TASK DIRECTIONS – In the entries, find all lines that hold the word "районного" and copy them.

EXERCISE MATERIAL –
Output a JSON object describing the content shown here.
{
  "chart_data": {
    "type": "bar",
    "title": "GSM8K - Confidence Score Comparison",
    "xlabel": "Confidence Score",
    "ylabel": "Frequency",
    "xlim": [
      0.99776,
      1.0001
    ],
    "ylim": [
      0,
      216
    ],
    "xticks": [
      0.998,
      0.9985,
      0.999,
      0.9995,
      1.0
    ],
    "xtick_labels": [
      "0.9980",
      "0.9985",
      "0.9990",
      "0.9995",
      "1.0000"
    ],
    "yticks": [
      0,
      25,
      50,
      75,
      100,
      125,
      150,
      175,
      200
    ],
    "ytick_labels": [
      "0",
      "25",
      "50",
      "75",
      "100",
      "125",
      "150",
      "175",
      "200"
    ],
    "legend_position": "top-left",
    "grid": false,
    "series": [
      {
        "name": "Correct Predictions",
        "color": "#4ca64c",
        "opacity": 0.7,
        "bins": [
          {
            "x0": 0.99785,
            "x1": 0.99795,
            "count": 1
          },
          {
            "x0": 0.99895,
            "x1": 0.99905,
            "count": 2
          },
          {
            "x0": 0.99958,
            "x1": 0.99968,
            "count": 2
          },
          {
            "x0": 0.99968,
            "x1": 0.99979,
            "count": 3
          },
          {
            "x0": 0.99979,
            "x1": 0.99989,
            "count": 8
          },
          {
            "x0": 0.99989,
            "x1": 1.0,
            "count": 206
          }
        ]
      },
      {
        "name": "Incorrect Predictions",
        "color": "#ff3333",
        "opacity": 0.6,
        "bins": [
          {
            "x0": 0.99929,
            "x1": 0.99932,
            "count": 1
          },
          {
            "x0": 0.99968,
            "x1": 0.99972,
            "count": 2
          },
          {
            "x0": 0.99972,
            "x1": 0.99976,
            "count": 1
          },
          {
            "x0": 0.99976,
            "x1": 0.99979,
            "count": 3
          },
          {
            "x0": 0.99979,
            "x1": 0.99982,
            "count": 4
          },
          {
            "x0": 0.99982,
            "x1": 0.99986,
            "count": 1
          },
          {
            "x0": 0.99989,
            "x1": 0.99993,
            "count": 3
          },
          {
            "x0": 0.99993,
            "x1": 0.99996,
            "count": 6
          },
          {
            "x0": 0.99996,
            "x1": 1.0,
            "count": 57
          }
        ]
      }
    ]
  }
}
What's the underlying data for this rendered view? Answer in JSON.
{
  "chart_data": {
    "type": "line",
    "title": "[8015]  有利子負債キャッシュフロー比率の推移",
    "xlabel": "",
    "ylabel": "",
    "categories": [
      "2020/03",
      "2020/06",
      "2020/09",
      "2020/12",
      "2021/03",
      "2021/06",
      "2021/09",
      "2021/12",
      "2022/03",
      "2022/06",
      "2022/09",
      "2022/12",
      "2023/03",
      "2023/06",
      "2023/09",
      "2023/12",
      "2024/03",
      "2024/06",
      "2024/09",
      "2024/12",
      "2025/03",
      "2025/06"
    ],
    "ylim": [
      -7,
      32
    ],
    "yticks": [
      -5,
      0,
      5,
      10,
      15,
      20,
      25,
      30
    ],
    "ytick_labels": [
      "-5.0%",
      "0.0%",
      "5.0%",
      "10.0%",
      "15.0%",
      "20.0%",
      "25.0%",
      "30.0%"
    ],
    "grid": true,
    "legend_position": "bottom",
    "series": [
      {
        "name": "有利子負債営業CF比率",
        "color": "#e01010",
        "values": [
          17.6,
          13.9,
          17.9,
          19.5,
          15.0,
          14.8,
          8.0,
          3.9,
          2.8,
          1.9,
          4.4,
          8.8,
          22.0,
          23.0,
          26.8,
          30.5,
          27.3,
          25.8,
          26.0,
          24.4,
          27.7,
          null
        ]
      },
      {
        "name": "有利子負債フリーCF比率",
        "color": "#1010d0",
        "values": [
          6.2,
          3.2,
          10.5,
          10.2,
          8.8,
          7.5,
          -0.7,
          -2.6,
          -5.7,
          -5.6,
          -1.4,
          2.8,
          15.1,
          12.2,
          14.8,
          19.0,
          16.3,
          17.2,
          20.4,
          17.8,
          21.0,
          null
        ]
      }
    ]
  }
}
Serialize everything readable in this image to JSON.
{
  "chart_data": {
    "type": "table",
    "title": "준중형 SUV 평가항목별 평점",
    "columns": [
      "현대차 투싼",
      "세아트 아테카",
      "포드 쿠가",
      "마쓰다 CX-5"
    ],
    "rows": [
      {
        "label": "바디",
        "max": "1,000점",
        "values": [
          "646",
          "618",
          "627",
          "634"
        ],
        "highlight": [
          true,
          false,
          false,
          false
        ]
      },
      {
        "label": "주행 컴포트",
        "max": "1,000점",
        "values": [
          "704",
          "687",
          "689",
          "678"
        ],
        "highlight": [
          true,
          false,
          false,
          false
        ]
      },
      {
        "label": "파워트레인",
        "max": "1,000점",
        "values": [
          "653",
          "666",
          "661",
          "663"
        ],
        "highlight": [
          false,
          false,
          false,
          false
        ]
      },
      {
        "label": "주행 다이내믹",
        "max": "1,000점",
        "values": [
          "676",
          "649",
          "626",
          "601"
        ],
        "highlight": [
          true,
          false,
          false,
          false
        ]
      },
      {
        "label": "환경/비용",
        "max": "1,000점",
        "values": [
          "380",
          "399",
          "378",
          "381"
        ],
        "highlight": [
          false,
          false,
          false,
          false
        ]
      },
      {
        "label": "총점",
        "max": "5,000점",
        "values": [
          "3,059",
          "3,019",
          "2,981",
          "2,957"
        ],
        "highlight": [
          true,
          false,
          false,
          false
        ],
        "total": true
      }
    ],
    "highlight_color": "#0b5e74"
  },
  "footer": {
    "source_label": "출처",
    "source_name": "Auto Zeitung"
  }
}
==
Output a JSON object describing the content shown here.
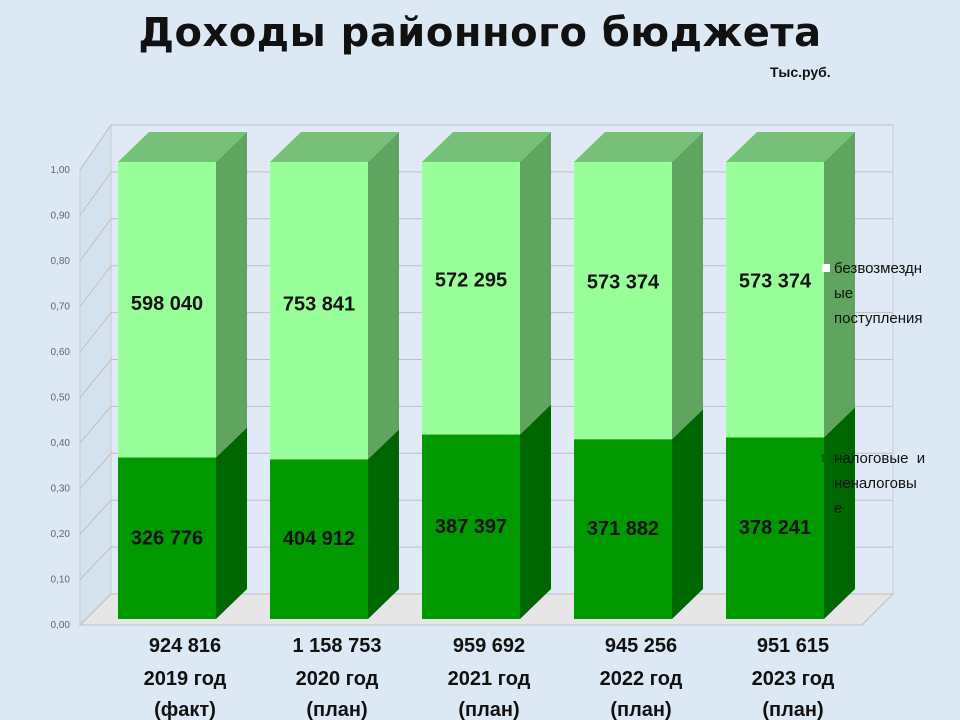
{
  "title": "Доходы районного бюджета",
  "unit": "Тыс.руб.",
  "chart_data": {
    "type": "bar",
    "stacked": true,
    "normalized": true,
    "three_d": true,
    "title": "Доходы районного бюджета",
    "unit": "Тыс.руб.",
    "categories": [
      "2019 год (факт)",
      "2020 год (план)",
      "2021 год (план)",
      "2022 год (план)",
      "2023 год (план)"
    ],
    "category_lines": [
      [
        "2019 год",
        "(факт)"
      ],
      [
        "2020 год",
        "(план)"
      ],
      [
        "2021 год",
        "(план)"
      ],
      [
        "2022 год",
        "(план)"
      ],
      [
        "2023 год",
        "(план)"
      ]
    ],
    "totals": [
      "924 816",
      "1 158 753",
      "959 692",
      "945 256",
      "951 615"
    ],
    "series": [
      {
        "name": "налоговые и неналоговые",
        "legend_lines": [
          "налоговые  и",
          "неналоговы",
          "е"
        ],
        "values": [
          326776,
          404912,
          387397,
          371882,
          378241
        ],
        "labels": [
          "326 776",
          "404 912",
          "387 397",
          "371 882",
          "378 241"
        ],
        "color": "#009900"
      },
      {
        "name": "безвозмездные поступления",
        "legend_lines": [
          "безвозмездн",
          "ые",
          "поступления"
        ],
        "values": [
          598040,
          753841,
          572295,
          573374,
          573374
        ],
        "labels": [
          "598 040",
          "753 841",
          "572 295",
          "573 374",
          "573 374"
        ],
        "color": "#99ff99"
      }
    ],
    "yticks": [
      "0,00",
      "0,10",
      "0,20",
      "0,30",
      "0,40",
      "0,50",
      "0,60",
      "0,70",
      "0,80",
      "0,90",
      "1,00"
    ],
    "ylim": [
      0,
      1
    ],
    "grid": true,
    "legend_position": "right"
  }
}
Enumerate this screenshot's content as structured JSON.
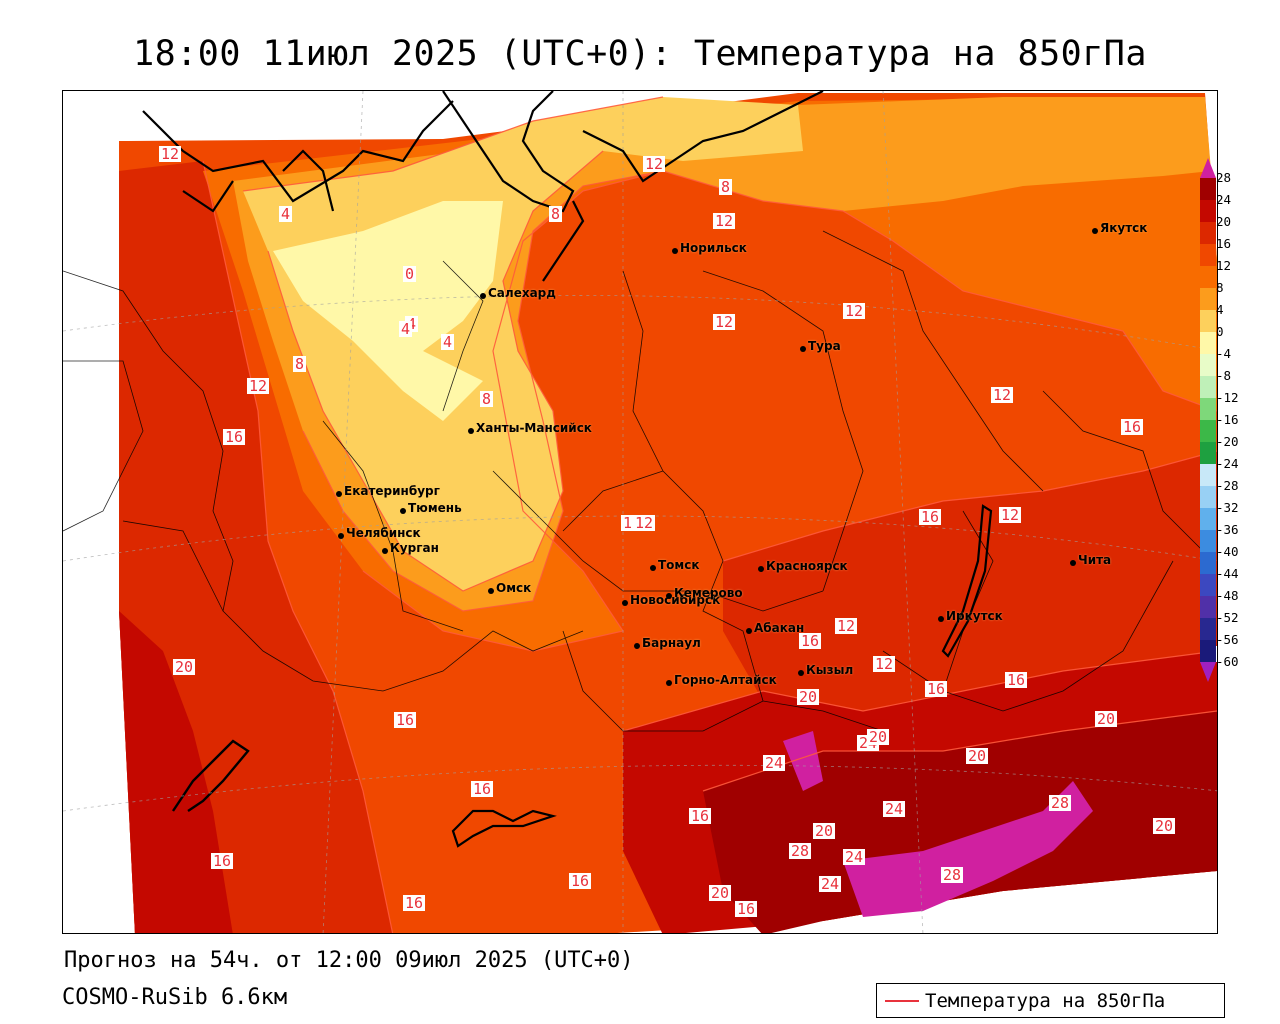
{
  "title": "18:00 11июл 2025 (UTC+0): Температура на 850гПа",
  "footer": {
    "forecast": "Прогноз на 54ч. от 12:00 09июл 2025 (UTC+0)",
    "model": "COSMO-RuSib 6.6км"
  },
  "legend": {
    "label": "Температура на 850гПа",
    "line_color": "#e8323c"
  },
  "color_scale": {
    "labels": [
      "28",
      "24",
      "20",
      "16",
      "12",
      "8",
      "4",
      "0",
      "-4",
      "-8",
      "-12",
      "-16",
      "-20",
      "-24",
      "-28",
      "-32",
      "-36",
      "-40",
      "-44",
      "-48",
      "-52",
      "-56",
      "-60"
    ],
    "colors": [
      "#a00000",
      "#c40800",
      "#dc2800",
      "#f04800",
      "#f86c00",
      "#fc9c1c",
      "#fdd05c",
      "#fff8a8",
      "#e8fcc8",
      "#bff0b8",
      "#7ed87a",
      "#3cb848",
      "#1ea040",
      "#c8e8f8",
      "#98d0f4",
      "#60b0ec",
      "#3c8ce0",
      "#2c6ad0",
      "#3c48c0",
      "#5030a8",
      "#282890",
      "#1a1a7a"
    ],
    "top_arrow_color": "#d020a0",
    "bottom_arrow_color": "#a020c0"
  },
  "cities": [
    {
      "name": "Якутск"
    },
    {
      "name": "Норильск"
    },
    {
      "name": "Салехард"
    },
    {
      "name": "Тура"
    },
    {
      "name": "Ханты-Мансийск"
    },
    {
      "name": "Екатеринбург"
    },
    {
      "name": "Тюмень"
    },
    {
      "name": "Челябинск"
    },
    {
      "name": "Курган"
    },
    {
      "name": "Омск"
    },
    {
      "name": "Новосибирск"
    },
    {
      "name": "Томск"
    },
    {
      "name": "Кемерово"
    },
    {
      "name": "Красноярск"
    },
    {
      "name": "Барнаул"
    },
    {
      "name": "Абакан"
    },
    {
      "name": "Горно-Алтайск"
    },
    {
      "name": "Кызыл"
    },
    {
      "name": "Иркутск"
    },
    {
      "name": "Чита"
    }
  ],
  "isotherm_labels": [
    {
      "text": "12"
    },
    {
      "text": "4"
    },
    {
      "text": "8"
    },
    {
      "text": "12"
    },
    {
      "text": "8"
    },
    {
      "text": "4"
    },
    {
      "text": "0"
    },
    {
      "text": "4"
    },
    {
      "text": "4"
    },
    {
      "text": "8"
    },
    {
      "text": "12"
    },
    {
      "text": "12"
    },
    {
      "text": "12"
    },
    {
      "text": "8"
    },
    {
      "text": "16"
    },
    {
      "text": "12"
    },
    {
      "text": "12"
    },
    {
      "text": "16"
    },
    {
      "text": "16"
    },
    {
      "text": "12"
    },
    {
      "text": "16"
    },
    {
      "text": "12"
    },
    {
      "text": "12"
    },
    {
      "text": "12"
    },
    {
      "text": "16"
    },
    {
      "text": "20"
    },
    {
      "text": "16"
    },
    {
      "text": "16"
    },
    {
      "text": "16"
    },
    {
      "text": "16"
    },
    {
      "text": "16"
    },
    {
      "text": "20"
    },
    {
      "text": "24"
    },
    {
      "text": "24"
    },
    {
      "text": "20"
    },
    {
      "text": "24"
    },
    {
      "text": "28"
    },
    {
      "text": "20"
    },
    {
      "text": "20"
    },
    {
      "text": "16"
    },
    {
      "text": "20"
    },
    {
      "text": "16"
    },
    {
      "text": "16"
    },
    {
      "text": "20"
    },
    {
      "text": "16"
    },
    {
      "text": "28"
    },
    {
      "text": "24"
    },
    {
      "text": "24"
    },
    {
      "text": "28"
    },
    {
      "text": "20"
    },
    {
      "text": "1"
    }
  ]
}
---
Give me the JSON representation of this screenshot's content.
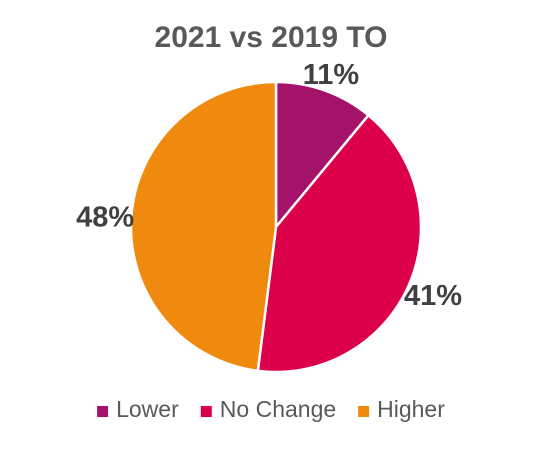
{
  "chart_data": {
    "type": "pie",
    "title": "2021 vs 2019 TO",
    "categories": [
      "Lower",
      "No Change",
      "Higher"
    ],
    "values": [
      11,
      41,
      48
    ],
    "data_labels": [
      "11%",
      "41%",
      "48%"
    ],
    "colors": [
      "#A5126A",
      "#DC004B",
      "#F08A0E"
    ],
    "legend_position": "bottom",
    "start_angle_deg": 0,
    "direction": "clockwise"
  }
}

COMPLETE OUTPUT –
  "title": "Доходы районного бюджета",
    "title": "Доходы районного бюджета",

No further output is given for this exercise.